##### Exercise inputs #####
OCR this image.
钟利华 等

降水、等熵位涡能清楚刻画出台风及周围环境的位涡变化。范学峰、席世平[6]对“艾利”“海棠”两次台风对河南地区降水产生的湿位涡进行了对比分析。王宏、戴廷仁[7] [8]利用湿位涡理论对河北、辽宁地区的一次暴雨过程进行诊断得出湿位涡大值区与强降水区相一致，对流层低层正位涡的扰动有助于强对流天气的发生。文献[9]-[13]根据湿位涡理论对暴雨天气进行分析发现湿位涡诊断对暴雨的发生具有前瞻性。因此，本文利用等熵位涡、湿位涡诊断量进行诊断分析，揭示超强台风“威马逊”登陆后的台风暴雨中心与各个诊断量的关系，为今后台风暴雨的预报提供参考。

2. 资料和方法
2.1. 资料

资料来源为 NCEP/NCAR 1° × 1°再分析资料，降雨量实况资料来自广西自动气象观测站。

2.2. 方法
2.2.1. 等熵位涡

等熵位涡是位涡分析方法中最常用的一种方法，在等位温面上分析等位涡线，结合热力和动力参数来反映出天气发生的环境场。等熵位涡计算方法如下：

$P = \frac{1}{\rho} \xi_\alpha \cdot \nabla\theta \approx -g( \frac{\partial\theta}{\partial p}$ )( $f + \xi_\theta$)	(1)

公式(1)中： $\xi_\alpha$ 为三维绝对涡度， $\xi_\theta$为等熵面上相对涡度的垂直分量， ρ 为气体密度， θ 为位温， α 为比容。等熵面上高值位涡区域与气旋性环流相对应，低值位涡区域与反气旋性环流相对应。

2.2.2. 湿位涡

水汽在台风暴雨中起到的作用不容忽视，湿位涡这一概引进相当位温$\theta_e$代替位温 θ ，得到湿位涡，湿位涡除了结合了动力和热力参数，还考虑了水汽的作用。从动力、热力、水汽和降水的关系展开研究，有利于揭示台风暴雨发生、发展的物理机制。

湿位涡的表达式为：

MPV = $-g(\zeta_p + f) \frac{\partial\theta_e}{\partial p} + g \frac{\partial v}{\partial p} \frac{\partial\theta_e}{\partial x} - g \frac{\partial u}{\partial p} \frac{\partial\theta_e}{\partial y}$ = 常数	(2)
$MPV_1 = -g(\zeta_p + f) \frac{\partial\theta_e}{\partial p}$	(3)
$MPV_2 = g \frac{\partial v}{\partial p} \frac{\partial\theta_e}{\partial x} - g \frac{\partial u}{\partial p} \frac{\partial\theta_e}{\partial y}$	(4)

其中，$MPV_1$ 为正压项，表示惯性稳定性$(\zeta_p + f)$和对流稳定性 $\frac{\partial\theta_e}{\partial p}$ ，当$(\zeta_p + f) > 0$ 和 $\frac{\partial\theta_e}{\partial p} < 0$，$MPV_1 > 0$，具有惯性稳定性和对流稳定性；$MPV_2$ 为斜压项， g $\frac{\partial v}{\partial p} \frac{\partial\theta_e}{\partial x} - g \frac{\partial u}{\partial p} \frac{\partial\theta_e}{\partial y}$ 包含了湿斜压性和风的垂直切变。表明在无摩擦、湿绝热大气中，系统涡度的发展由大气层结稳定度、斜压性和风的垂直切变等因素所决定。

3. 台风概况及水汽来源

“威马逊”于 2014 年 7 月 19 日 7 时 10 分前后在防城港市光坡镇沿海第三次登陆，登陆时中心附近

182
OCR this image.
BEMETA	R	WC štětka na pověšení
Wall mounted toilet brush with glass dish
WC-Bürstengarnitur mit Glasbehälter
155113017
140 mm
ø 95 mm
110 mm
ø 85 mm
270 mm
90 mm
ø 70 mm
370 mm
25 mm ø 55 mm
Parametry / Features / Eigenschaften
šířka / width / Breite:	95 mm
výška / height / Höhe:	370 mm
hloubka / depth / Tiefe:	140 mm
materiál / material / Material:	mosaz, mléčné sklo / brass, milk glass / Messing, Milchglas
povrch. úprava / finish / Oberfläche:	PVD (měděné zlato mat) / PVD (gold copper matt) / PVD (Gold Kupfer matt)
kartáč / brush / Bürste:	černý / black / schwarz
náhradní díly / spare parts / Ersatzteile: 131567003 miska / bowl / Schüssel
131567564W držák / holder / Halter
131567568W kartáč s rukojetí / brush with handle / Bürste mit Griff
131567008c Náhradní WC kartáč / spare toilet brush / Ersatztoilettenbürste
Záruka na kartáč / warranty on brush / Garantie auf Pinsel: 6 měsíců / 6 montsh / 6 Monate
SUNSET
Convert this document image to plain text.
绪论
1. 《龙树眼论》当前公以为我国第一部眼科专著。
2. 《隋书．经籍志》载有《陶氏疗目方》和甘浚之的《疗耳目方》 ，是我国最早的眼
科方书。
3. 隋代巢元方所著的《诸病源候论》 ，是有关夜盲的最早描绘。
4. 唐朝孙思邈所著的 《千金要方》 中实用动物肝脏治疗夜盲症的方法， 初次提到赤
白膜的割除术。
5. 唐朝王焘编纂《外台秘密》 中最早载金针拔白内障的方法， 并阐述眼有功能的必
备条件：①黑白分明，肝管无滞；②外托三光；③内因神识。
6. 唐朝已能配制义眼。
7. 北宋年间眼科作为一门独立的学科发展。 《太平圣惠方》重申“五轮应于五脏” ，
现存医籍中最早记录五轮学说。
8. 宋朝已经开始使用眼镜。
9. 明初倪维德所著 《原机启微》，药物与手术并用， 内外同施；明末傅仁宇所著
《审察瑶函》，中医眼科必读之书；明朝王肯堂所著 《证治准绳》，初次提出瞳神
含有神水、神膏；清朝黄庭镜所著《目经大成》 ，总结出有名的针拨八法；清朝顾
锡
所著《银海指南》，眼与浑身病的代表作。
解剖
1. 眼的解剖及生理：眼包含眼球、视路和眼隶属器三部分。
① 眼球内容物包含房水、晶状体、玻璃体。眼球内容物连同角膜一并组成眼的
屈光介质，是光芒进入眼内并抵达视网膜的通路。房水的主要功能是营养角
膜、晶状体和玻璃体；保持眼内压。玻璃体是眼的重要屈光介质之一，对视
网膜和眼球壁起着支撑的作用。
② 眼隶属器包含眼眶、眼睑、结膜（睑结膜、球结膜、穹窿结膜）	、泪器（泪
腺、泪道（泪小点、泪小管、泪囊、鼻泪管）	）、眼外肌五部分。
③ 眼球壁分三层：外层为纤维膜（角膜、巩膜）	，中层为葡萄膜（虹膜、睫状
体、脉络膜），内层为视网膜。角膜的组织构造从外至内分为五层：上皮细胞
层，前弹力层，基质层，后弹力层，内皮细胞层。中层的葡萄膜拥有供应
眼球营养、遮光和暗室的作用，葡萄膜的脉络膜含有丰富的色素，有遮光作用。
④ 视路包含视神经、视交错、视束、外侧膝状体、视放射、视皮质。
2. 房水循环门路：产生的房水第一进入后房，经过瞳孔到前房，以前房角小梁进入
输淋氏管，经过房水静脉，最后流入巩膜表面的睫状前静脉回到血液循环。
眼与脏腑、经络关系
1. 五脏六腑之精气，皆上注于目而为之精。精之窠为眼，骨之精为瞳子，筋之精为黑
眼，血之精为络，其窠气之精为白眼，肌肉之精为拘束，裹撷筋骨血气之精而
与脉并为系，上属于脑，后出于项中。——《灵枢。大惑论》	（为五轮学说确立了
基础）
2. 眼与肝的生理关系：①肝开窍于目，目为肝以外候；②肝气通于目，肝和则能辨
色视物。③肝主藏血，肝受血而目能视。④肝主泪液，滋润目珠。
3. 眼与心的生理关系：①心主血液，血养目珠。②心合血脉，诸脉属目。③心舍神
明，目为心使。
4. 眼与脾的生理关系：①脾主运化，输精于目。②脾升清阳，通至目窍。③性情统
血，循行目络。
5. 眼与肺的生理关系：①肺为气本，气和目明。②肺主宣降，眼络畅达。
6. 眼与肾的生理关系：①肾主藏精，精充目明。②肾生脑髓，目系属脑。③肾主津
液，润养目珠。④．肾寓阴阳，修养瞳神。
#####
What you will do -
Find the lines that include the string "alpha", then copy each of them.

Finished task -
$P = \frac{1}{\rho} \xi_\alpha \cdot \nabla\theta \approx -g( \frac{\partial\theta}{\partial p}$ )( $f + \xi_\theta$)	(1)
公式(1)中： $\xi_\alpha$ 为三维绝对涡度， $\xi_\theta$为等熵面上相对涡度的垂直分量， ρ 为气体密度， θ 为位温， α 为比容。等熵面上高值位涡区域与气旋性环流相对应，低值位涡区域与反气旋性环流相对应。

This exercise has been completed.